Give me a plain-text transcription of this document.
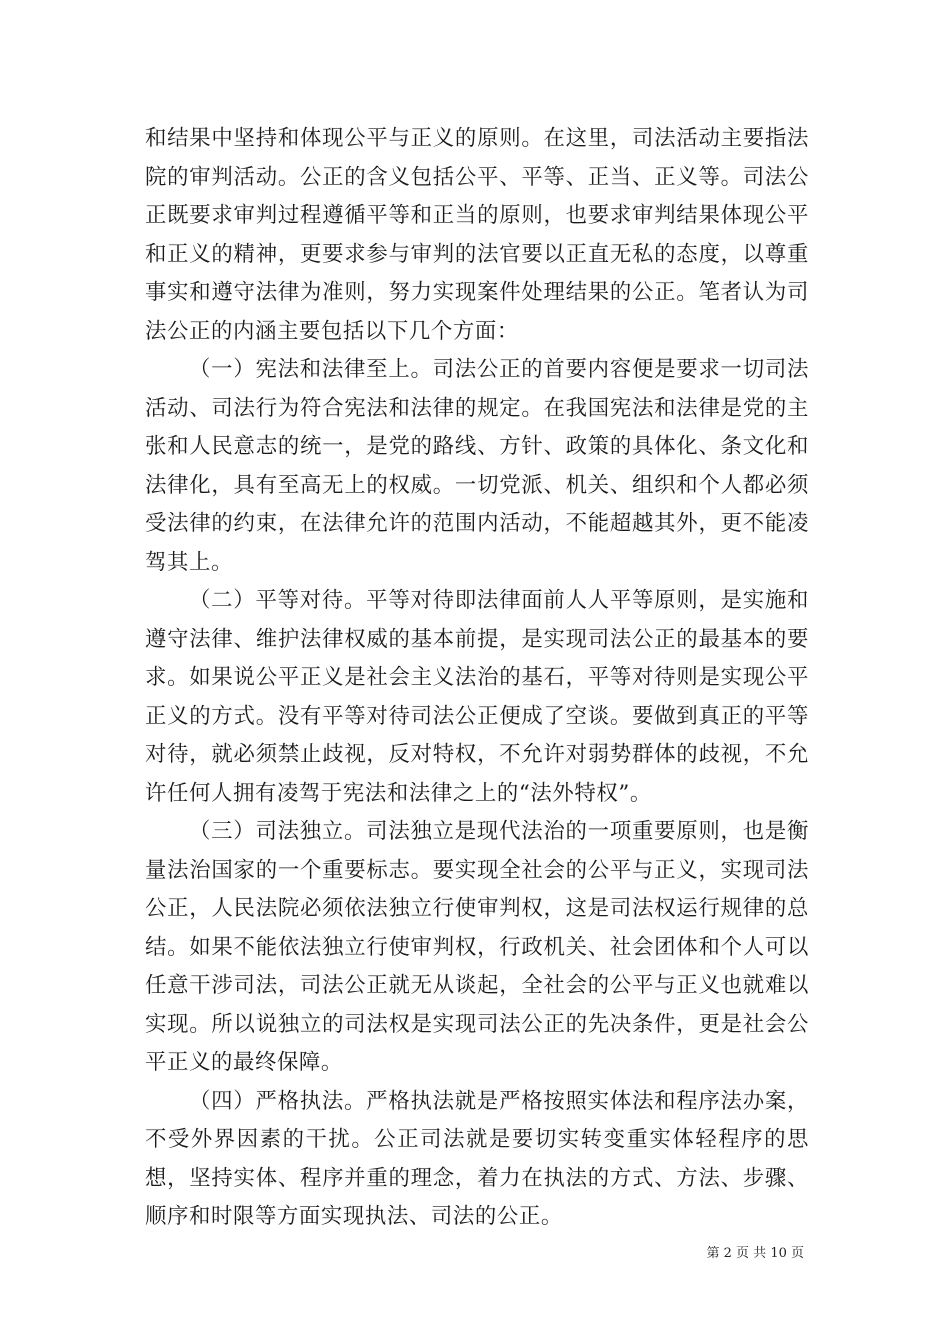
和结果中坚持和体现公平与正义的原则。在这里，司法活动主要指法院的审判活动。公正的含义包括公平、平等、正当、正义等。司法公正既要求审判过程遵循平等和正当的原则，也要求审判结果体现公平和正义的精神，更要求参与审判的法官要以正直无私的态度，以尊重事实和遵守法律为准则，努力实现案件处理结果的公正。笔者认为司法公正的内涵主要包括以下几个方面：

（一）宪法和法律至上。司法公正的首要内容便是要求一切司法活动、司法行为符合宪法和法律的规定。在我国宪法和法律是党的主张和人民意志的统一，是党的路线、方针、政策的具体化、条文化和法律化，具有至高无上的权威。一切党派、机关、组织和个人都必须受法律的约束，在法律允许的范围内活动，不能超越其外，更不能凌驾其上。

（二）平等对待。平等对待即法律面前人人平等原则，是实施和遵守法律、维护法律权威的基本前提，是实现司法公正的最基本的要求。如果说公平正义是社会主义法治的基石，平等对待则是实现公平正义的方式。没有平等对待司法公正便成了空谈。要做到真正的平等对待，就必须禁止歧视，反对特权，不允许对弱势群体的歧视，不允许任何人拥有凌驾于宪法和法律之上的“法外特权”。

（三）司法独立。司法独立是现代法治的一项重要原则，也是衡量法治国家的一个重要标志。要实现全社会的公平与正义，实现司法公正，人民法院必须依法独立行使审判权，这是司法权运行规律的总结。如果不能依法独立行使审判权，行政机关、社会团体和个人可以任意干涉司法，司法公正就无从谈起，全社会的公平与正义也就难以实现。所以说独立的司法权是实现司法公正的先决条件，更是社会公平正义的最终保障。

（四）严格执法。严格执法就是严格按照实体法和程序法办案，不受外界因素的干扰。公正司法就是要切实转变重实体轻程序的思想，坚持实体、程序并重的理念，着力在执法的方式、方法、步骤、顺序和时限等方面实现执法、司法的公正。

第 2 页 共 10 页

———

Task description.
Omit every picture, then repeat the remaining data exactly as it appears above.

Answer.
Give me a plain-text transcription of this document.
和结果中坚持和体现公平与正义的原则。在这里，司法活动主要指法院的审判活动。公正的含义包括公平、平等、正当、正义等。司法公正既要求审判过程遵循平等和正当的原则，也要求审判结果体现公平和正义的精神，更要求参与审判的法官要以正直无私的态度，以尊重事实和遵守法律为准则，努力实现案件处理结果的公正。笔者认为司法公正的内涵主要包括以下几个方面：

（一）宪法和法律至上。司法公正的首要内容便是要求一切司法活动、司法行为符合宪法和法律的规定。在我国宪法和法律是党的主张和人民意志的统一，是党的路线、方针、政策的具体化、条文化和法律化，具有至高无上的权威。一切党派、机关、组织和个人都必须受法律的约束，在法律允许的范围内活动，不能超越其外，更不能凌驾其上。

（二）平等对待。平等对待即法律面前人人平等原则，是实施和遵守法律、维护法律权威的基本前提，是实现司法公正的最基本的要求。如果说公平正义是社会主义法治的基石，平等对待则是实现公平正义的方式。没有平等对待司法公正便成了空谈。要做到真正的平等对待，就必须禁止歧视，反对特权，不允许对弱势群体的歧视，不允许任何人拥有凌驾于宪法和法律之上的“法外特权”。

（三）司法独立。司法独立是现代法治的一项重要原则，也是衡量法治国家的一个重要标志。要实现全社会的公平与正义，实现司法公正，人民法院必须依法独立行使审判权，这是司法权运行规律的总结。如果不能依法独立行使审判权，行政机关、社会团体和个人可以任意干涉司法，司法公正就无从谈起，全社会的公平与正义也就难以实现。所以说独立的司法权是实现司法公正的先决条件，更是社会公平正义的最终保障。

（四）严格执法。严格执法就是严格按照实体法和程序法办案，不受外界因素的干扰。公正司法就是要切实转变重实体轻程序的思想，坚持实体、程序并重的理念，着力在执法的方式、方法、步骤、顺序和时限等方面实现执法、司法的公正。

第 2 页 共 10 页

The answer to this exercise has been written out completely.